Material for this task -

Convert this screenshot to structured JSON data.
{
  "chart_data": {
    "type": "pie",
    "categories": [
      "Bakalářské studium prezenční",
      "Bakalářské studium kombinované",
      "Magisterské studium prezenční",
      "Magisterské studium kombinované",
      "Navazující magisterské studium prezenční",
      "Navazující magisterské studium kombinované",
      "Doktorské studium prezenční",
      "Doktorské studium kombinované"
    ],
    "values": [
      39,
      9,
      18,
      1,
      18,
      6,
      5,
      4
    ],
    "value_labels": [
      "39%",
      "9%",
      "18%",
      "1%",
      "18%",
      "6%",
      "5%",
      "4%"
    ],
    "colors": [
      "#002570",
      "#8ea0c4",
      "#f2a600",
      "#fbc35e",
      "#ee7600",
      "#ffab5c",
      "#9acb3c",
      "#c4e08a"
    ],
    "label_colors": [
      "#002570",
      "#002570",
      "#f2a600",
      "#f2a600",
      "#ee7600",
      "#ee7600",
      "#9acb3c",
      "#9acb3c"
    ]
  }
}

What to produce - Output each entry precisely as given.

Task solution -
Convert this screenshot to structured JSON data.
{
  "chart_data": {
    "type": "pie",
    "categories": [
      "Bakalářské studium prezenční",
      "Bakalářské studium kombinované",
      "Magisterské studium prezenční",
      "Magisterské studium kombinované",
      "Navazující magisterské studium prezenční",
      "Navazující magisterské studium kombinované",
      "Doktorské studium prezenční",
      "Doktorské studium kombinované"
    ],
    "values": [
      39,
      9,
      18,
      1,
      18,
      6,
      5,
      4
    ],
    "value_labels": [
      "39%",
      "9%",
      "18%",
      "1%",
      "18%",
      "6%",
      "5%",
      "4%"
    ],
    "colors": [
      "#002570",
      "#8ea0c4",
      "#f2a600",
      "#fbc35e",
      "#ee7600",
      "#ffab5c",
      "#9acb3c",
      "#c4e08a"
    ],
    "label_colors": [
      "#002570",
      "#002570",
      "#f2a600",
      "#f2a600",
      "#ee7600",
      "#ee7600",
      "#9acb3c",
      "#9acb3c"
    ]
  }
}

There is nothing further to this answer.